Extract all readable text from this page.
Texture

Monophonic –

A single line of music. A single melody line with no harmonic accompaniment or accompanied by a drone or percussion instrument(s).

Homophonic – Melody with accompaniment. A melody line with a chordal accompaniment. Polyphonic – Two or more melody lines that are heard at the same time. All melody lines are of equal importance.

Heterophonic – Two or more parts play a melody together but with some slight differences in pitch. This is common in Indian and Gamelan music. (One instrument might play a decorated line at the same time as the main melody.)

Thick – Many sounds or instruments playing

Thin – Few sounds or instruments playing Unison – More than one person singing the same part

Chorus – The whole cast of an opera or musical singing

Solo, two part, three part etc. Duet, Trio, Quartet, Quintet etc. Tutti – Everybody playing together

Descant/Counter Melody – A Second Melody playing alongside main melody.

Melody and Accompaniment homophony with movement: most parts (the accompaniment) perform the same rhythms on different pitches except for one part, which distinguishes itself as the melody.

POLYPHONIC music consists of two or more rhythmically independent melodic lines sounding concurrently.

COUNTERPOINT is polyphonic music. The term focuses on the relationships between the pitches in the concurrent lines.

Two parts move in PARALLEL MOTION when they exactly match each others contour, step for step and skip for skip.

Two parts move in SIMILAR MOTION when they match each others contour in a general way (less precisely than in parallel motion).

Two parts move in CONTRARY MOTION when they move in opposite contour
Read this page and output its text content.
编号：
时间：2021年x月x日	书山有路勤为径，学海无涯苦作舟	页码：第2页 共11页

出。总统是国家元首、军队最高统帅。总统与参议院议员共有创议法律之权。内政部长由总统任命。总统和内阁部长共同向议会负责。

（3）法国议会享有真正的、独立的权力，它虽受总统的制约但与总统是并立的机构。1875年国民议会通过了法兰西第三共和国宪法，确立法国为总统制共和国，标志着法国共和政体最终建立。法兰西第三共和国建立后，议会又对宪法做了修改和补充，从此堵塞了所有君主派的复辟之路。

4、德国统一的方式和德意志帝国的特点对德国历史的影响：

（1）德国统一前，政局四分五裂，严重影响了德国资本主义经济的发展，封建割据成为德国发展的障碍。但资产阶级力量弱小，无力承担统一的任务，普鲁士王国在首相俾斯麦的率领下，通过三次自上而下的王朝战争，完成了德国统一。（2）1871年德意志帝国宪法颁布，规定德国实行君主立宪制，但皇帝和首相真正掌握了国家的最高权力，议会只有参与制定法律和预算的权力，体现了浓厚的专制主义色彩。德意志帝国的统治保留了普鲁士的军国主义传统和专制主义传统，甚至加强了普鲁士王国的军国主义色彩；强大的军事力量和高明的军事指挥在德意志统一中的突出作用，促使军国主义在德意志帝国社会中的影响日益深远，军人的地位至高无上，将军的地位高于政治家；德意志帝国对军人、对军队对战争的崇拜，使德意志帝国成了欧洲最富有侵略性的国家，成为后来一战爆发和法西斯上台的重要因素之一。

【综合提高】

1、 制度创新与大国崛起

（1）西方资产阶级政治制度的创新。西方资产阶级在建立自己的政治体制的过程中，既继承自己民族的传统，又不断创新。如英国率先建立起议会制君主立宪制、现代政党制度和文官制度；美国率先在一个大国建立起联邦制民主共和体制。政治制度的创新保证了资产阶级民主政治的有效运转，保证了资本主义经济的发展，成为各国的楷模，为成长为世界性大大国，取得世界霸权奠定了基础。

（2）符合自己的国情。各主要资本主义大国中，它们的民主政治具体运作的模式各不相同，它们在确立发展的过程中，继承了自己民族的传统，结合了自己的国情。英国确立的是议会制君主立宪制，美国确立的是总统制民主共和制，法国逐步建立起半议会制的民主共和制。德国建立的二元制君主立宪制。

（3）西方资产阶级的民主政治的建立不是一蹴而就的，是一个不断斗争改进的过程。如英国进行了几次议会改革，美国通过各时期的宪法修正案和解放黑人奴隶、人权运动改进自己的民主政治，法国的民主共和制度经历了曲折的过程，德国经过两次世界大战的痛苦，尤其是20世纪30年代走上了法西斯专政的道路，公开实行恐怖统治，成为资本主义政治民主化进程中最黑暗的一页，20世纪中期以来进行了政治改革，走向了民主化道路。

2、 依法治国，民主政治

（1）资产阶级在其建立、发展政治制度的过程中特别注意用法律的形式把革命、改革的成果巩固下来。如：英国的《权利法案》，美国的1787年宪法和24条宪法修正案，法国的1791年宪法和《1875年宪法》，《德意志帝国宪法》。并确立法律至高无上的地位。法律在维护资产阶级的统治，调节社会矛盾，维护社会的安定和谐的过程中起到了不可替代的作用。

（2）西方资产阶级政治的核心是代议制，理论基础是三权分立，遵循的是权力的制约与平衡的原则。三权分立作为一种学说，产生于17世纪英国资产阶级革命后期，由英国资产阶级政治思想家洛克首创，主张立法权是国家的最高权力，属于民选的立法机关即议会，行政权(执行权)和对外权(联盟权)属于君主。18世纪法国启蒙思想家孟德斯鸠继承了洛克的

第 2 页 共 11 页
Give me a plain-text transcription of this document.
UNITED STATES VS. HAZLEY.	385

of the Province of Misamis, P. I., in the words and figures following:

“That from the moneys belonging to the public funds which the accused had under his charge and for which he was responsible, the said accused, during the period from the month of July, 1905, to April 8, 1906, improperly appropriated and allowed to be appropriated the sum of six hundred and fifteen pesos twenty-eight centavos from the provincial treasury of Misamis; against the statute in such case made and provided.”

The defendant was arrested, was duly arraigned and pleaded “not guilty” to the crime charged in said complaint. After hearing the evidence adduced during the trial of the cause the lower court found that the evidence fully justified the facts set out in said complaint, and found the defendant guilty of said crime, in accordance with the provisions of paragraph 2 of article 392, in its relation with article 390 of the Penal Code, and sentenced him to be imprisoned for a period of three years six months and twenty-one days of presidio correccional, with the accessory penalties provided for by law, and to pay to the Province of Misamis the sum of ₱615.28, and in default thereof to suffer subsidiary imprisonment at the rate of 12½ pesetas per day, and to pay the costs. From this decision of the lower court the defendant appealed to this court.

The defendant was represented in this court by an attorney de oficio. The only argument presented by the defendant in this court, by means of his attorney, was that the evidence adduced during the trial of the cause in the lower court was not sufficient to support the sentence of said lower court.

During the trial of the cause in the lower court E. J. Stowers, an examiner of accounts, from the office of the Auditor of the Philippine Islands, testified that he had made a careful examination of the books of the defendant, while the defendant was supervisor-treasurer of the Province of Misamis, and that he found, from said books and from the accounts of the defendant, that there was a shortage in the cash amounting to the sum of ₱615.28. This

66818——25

_ _ _ _ _ _ _

◆ Goal of the exercise ◆
Gather every line from the listing above in which "time" appears, and copy those lines.

◆ Response to this task ◆
Homophonic – Melody with accompaniment. A melody line with a chordal accompaniment. Polyphonic – Two or more melody lines that are heard at the same time. All melody lines are of equal importance.
Heterophonic – Two or more parts play a melody together but with some slight differences in pitch. This is common in Indian and Gamelan music. (One instrument might play a decorated line at the same time as the main melody.)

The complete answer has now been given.